> _REQUIRED WORK_:
Gather up all lines that carry the word "winni".

* Begin DATA *

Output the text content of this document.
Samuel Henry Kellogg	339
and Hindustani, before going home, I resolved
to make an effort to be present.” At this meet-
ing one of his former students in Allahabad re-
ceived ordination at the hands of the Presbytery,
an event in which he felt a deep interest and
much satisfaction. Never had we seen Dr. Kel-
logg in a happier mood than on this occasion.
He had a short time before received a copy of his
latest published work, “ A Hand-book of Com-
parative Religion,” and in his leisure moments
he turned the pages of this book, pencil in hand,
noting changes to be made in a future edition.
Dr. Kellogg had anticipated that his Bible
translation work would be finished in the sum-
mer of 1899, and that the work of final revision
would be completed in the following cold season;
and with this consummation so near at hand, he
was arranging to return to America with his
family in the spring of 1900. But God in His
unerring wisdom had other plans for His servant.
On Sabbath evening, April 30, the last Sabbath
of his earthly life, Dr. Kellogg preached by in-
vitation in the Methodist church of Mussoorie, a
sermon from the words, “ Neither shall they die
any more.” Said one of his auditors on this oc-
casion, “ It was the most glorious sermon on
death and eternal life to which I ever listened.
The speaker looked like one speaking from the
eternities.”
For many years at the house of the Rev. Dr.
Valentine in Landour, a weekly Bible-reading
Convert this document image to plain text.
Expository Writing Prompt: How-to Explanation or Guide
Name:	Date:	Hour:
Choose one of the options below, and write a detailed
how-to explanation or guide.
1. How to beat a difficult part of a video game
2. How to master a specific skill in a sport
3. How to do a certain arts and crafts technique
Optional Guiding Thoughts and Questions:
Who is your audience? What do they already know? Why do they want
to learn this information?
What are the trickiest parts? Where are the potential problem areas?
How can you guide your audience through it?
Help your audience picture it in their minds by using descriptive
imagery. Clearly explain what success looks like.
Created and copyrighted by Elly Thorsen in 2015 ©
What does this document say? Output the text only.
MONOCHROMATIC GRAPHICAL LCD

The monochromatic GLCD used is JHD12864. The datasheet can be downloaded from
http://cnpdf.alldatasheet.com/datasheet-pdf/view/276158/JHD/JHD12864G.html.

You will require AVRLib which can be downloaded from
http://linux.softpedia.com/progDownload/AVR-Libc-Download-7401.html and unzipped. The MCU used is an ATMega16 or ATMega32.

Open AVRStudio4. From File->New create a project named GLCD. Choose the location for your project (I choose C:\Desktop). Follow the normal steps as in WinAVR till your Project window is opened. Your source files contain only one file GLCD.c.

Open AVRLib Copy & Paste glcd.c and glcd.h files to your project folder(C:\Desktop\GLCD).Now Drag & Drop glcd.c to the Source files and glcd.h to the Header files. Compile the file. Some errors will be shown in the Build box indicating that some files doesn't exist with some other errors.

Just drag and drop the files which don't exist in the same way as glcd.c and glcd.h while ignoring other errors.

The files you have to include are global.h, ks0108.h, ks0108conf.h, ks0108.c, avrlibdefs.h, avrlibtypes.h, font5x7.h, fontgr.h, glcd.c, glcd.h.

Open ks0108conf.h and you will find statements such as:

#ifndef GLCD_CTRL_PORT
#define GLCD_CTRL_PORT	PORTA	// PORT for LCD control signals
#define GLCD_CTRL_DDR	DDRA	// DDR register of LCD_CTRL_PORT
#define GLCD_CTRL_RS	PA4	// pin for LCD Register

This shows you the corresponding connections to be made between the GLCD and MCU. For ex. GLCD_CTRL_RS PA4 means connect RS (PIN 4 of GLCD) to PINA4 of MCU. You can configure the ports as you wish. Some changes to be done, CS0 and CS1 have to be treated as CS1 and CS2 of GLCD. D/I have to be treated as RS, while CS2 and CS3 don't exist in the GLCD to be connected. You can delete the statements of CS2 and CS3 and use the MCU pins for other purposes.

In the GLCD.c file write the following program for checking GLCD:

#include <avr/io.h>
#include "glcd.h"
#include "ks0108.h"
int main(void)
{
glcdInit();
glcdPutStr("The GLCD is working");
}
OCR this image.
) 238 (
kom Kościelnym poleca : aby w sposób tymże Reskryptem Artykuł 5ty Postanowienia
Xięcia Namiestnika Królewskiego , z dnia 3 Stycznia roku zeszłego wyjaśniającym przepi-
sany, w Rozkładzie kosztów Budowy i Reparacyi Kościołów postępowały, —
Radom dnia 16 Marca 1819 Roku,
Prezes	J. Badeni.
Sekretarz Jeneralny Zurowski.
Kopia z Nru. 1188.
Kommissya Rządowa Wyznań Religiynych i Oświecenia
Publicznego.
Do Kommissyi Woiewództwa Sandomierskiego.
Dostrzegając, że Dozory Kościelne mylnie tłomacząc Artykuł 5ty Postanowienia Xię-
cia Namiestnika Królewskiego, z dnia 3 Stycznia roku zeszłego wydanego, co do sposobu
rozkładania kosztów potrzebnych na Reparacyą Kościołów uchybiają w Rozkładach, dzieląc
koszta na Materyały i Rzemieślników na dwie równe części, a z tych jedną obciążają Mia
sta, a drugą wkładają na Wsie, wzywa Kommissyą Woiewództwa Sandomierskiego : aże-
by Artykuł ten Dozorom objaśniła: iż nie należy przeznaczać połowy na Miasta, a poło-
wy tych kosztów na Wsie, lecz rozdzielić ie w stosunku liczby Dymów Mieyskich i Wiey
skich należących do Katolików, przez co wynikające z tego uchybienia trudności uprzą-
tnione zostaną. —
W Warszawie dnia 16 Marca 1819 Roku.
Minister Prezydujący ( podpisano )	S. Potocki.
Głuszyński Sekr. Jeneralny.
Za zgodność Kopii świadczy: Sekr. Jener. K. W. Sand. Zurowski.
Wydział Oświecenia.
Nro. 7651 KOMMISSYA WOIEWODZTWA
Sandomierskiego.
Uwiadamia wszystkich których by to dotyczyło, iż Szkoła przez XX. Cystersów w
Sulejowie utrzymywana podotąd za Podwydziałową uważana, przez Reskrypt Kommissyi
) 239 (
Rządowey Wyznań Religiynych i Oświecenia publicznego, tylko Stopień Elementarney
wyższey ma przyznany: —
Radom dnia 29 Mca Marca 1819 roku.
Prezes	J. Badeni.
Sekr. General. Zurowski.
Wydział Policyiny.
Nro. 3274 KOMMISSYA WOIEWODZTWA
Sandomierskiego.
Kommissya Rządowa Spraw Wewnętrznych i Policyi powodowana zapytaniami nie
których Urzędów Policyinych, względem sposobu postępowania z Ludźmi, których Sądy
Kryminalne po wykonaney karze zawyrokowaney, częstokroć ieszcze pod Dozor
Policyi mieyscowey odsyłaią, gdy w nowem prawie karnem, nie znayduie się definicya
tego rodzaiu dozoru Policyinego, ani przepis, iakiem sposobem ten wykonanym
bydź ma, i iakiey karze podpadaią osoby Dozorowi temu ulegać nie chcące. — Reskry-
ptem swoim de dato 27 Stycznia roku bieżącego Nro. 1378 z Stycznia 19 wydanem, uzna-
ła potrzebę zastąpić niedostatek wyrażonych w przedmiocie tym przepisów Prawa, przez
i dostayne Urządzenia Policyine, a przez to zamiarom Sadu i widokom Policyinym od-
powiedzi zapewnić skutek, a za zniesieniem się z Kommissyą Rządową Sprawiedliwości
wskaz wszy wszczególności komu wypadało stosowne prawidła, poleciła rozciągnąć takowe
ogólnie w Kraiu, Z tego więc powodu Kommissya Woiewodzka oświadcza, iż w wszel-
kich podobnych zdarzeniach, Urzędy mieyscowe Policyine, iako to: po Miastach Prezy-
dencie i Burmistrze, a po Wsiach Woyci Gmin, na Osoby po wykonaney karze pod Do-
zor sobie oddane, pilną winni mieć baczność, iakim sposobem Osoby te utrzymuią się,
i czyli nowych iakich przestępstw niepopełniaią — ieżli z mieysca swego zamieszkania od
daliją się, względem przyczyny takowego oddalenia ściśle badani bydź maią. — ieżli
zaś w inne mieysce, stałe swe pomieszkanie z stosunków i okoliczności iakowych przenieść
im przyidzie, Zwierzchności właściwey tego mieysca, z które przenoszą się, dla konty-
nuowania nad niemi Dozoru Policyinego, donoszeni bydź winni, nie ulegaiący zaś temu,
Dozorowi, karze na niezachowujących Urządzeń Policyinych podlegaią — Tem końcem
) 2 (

* End DATA *

> _FINAL RESULT_:
zor sobie oddane, pilną winni mieć baczność, iakim sposobem Osoby te utrzymuią się,
nuowania nad niemi Dozoru Policyinego, donoszeni bydź winni, nie ulegaiący zaś temu,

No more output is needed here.